▸ **WORK TO BE COMPLETED**: Find how many lines in the material hold the word "Live", then state that number and nothing more.

▸ **Dataset excerpts**:

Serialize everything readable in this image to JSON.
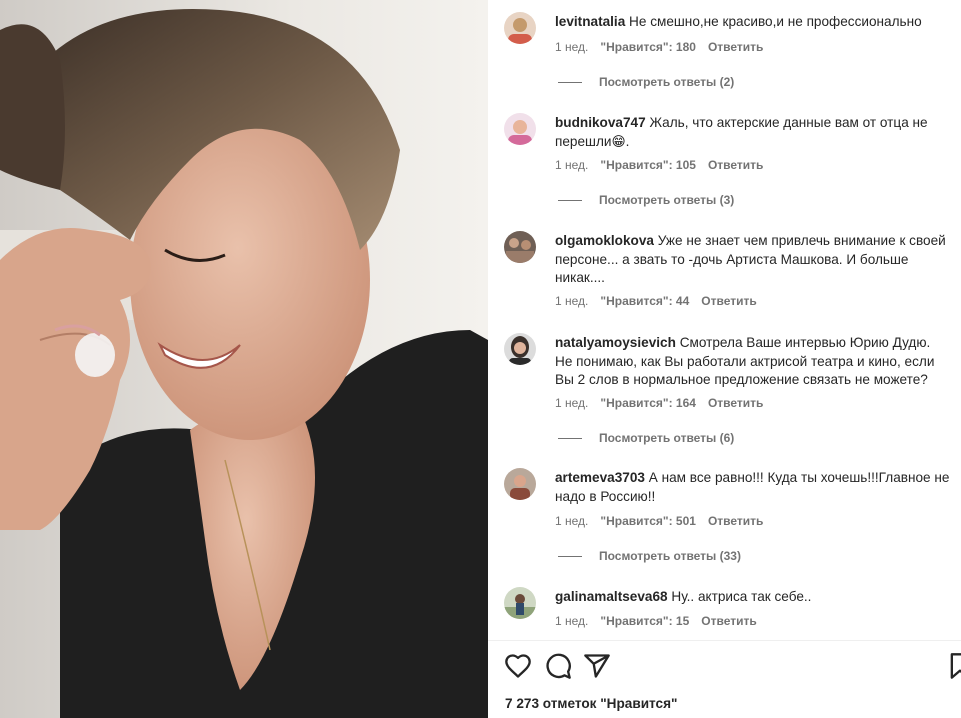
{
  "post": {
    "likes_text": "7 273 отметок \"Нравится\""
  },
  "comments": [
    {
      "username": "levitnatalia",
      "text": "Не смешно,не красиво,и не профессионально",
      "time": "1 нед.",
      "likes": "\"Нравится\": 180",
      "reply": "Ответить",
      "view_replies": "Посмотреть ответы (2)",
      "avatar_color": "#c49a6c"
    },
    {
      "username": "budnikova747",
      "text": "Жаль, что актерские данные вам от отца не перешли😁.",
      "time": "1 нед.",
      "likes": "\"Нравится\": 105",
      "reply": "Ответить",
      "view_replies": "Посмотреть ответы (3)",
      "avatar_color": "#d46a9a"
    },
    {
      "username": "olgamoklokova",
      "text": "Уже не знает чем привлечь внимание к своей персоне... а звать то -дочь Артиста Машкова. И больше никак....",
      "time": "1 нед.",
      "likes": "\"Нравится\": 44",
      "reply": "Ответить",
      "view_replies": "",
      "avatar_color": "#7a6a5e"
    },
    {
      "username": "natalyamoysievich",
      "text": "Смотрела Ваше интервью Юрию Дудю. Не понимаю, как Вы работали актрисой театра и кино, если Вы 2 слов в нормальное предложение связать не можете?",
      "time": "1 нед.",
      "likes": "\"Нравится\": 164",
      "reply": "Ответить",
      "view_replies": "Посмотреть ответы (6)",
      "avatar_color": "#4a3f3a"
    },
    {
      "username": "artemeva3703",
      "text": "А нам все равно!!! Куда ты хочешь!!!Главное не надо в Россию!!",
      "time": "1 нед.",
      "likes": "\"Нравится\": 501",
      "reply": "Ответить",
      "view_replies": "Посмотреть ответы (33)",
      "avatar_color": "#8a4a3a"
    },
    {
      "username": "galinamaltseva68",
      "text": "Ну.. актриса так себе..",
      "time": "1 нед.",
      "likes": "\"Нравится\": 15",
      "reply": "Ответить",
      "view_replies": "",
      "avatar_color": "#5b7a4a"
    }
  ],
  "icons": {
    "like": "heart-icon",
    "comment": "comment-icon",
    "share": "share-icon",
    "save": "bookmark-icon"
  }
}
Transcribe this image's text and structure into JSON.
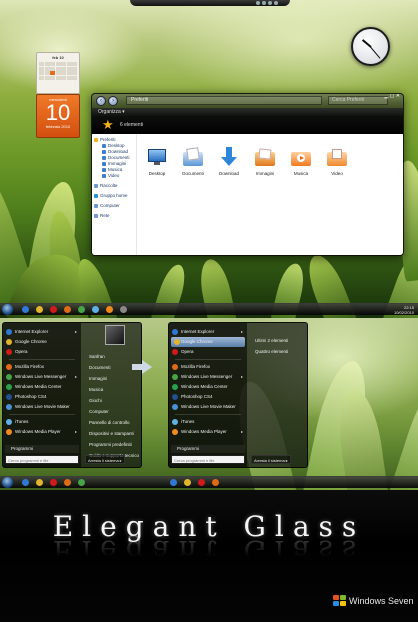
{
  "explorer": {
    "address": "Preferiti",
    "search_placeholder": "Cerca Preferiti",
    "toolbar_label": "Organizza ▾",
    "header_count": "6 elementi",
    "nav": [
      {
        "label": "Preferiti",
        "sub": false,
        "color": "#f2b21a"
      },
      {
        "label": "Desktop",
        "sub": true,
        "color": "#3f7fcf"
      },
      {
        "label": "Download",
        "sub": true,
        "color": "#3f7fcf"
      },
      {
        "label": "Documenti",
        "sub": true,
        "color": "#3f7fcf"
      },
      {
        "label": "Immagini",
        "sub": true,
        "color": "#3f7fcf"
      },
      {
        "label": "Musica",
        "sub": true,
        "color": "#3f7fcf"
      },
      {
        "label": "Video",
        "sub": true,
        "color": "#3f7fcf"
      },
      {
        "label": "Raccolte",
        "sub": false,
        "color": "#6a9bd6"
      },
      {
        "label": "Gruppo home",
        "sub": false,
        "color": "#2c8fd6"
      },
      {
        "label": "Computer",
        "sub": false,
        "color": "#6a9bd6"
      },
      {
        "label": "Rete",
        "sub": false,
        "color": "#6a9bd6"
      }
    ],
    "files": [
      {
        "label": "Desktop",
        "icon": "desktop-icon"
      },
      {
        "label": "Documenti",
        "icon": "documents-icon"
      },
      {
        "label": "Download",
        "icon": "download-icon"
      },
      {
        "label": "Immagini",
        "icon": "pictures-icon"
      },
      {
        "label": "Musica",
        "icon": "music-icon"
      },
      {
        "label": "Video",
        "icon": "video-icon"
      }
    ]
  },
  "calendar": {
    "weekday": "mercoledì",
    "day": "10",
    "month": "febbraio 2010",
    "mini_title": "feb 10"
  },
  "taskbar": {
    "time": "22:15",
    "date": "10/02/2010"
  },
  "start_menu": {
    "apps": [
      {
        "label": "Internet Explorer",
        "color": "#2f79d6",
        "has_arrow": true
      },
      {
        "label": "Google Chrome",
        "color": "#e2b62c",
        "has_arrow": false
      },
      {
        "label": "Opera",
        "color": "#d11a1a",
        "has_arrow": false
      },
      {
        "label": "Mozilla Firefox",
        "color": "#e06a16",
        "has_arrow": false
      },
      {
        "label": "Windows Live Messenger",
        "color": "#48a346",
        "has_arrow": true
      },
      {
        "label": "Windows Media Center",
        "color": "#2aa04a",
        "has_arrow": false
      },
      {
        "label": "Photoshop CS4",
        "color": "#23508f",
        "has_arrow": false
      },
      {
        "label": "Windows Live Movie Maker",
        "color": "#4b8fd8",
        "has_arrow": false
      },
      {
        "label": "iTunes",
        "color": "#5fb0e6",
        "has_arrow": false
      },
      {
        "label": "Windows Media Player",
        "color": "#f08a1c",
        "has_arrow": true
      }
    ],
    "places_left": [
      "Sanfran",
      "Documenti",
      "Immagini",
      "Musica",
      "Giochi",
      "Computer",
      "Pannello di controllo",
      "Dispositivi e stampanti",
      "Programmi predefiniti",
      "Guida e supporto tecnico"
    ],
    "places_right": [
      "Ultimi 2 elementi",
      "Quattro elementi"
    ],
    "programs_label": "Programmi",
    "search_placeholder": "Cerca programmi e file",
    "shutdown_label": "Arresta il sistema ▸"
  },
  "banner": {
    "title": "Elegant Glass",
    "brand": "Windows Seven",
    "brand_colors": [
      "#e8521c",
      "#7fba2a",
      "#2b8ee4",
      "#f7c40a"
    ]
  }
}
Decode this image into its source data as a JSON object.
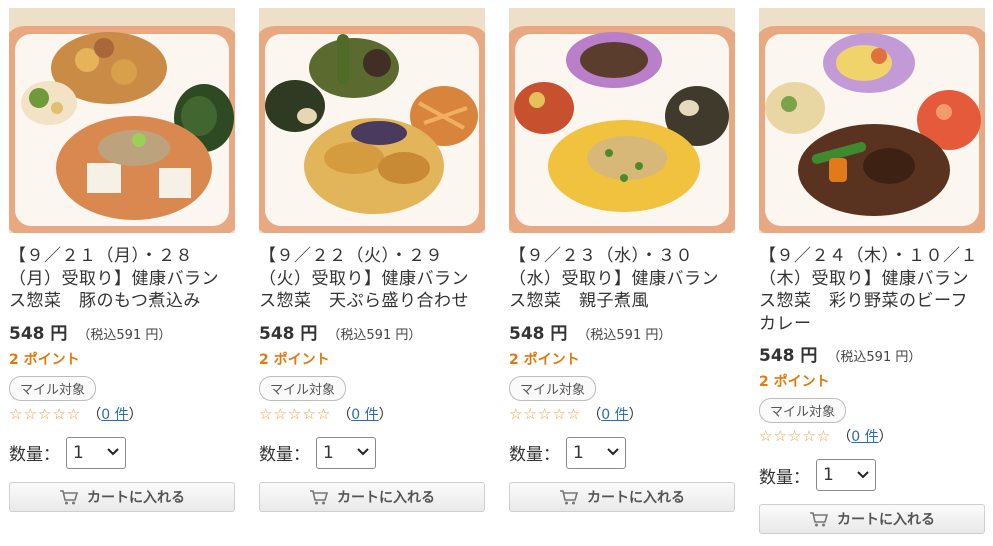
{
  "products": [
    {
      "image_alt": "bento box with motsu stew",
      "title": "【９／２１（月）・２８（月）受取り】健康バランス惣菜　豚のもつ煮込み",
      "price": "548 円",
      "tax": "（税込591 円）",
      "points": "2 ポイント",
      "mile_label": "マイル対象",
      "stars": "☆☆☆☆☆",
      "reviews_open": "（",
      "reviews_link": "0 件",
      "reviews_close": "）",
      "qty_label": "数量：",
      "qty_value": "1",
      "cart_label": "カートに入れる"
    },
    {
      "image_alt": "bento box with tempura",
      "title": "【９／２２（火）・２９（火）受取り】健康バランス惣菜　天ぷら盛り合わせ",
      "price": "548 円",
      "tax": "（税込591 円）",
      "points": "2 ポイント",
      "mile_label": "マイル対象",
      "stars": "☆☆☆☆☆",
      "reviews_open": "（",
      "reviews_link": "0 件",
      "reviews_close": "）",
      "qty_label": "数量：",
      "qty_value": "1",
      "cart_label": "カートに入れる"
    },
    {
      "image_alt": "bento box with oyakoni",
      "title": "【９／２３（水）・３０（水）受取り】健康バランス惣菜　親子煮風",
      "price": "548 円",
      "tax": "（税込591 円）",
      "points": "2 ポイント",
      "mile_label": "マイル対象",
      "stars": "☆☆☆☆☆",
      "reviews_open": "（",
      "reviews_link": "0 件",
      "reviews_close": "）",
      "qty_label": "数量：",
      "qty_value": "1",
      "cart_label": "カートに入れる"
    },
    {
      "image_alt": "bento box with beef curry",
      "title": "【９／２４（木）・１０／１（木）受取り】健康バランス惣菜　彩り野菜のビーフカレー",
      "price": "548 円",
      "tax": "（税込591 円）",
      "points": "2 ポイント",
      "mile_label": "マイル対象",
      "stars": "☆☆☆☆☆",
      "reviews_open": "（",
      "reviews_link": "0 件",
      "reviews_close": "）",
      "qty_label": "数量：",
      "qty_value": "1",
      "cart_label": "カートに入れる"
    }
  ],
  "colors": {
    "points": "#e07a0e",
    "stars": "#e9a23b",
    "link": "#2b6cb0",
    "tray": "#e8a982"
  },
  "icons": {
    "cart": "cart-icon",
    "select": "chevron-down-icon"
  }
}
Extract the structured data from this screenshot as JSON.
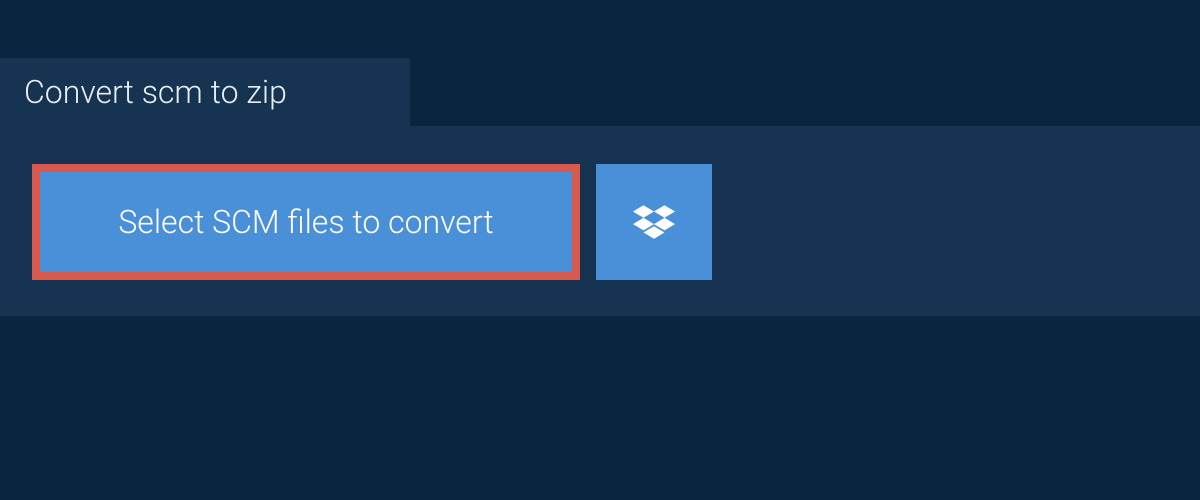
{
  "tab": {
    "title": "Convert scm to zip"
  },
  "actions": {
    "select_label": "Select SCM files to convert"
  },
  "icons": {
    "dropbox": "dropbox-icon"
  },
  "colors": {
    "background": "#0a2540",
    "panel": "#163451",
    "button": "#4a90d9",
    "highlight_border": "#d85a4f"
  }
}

▸ **OUTPUT OF THE EXERCISE**: 2